**Listed entries**
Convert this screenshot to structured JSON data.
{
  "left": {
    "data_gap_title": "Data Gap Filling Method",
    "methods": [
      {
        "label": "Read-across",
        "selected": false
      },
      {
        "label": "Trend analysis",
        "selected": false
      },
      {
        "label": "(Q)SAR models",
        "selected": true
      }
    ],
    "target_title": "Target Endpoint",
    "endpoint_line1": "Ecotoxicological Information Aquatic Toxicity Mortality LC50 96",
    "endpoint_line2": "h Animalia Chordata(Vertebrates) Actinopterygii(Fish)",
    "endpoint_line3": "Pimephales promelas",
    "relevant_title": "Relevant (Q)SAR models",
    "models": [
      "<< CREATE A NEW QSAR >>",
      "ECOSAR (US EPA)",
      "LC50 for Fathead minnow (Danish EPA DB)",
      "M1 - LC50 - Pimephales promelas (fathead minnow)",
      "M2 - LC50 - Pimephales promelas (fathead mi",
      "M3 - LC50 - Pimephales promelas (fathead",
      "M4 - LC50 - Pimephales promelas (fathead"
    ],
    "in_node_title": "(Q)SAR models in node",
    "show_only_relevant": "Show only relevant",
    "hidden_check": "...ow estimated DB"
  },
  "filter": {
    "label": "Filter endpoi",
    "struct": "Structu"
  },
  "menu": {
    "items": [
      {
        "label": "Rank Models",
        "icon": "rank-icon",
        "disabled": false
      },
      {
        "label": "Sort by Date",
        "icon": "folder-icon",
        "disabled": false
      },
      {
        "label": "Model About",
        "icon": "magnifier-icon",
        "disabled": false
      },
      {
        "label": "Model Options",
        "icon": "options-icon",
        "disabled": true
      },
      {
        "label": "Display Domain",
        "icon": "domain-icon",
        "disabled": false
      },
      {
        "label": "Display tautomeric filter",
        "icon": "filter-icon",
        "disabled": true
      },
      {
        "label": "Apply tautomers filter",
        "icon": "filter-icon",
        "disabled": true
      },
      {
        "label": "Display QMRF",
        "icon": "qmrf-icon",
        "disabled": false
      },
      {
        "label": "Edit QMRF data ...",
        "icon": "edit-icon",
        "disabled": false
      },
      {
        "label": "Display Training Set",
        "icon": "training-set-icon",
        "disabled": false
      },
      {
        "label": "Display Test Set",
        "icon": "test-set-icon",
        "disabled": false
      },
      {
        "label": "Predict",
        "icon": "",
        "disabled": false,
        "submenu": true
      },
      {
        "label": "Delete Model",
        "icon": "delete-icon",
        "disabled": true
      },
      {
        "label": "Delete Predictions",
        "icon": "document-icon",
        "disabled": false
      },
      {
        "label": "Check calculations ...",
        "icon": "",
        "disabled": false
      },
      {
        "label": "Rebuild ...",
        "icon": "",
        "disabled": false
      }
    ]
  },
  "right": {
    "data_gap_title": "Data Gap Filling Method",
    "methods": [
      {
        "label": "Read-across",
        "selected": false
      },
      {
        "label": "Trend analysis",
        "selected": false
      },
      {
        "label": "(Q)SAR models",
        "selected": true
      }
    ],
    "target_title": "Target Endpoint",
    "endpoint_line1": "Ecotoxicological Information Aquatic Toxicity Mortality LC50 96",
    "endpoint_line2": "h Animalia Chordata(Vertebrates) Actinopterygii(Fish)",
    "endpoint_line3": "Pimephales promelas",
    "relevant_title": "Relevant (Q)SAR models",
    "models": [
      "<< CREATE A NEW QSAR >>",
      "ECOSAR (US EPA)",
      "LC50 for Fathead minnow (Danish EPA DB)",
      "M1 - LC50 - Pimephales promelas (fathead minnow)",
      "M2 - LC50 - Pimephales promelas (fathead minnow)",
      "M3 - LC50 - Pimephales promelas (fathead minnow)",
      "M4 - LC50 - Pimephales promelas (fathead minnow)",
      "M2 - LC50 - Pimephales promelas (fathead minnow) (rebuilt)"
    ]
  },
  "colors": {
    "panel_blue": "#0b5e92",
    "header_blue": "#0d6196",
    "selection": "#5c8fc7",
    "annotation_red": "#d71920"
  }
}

**Problem statement**
Extract all of the data shown above and repeat it verbatim.

**Result for this exercise**
Convert this screenshot to structured JSON data.
{
  "left": {
    "data_gap_title": "Data Gap Filling Method",
    "methods": [
      {
        "label": "Read-across",
        "selected": false
      },
      {
        "label": "Trend analysis",
        "selected": false
      },
      {
        "label": "(Q)SAR models",
        "selected": true
      }
    ],
    "target_title": "Target Endpoint",
    "endpoint_line1": "Ecotoxicological Information Aquatic Toxicity Mortality LC50 96",
    "endpoint_line2": "h Animalia Chordata(Vertebrates) Actinopterygii(Fish)",
    "endpoint_line3": "Pimephales promelas",
    "relevant_title": "Relevant (Q)SAR models",
    "models": [
      "<< CREATE A NEW QSAR >>",
      "ECOSAR (US EPA)",
      "LC50 for Fathead minnow (Danish EPA DB)",
      "M1 - LC50 - Pimephales promelas (fathead minnow)",
      "M2 - LC50 - Pimephales promelas (fathead mi",
      "M3 - LC50 - Pimephales promelas (fathead",
      "M4 - LC50 - Pimephales promelas (fathead"
    ],
    "in_node_title": "(Q)SAR models in node",
    "show_only_relevant": "Show only relevant",
    "hidden_check": "...ow estimated DB"
  },
  "filter": {
    "label": "Filter endpoi",
    "struct": "Structu"
  },
  "menu": {
    "items": [
      {
        "label": "Rank Models",
        "icon": "rank-icon",
        "disabled": false
      },
      {
        "label": "Sort by Date",
        "icon": "folder-icon",
        "disabled": false
      },
      {
        "label": "Model About",
        "icon": "magnifier-icon",
        "disabled": false
      },
      {
        "label": "Model Options",
        "icon": "options-icon",
        "disabled": true
      },
      {
        "label": "Display Domain",
        "icon": "domain-icon",
        "disabled": false
      },
      {
        "label": "Display tautomeric filter",
        "icon": "filter-icon",
        "disabled": true
      },
      {
        "label": "Apply tautomers filter",
        "icon": "filter-icon",
        "disabled": true
      },
      {
        "label": "Display QMRF",
        "icon": "qmrf-icon",
        "disabled": false
      },
      {
        "label": "Edit QMRF data ...",
        "icon": "edit-icon",
        "disabled": false
      },
      {
        "label": "Display Training Set",
        "icon": "training-set-icon",
        "disabled": false
      },
      {
        "label": "Display Test Set",
        "icon": "test-set-icon",
        "disabled": false
      },
      {
        "label": "Predict",
        "icon": "",
        "disabled": false,
        "submenu": true
      },
      {
        "label": "Delete Model",
        "icon": "delete-icon",
        "disabled": true
      },
      {
        "label": "Delete Predictions",
        "icon": "document-icon",
        "disabled": false
      },
      {
        "label": "Check calculations ...",
        "icon": "",
        "disabled": false
      },
      {
        "label": "Rebuild ...",
        "icon": "",
        "disabled": false
      }
    ]
  },
  "right": {
    "data_gap_title": "Data Gap Filling Method",
    "methods": [
      {
        "label": "Read-across",
        "selected": false
      },
      {
        "label": "Trend analysis",
        "selected": false
      },
      {
        "label": "(Q)SAR models",
        "selected": true
      }
    ],
    "target_title": "Target Endpoint",
    "endpoint_line1": "Ecotoxicological Information Aquatic Toxicity Mortality LC50 96",
    "endpoint_line2": "h Animalia Chordata(Vertebrates) Actinopterygii(Fish)",
    "endpoint_line3": "Pimephales promelas",
    "relevant_title": "Relevant (Q)SAR models",
    "models": [
      "<< CREATE A NEW QSAR >>",
      "ECOSAR (US EPA)",
      "LC50 for Fathead minnow (Danish EPA DB)",
      "M1 - LC50 - Pimephales promelas (fathead minnow)",
      "M2 - LC50 - Pimephales promelas (fathead minnow)",
      "M3 - LC50 - Pimephales promelas (fathead minnow)",
      "M4 - LC50 - Pimephales promelas (fathead minnow)",
      "M2 - LC50 - Pimephales promelas (fathead minnow) (rebuilt)"
    ]
  },
  "colors": {
    "panel_blue": "#0b5e92",
    "header_blue": "#0d6196",
    "selection": "#5c8fc7",
    "annotation_red": "#d71920"
  }
}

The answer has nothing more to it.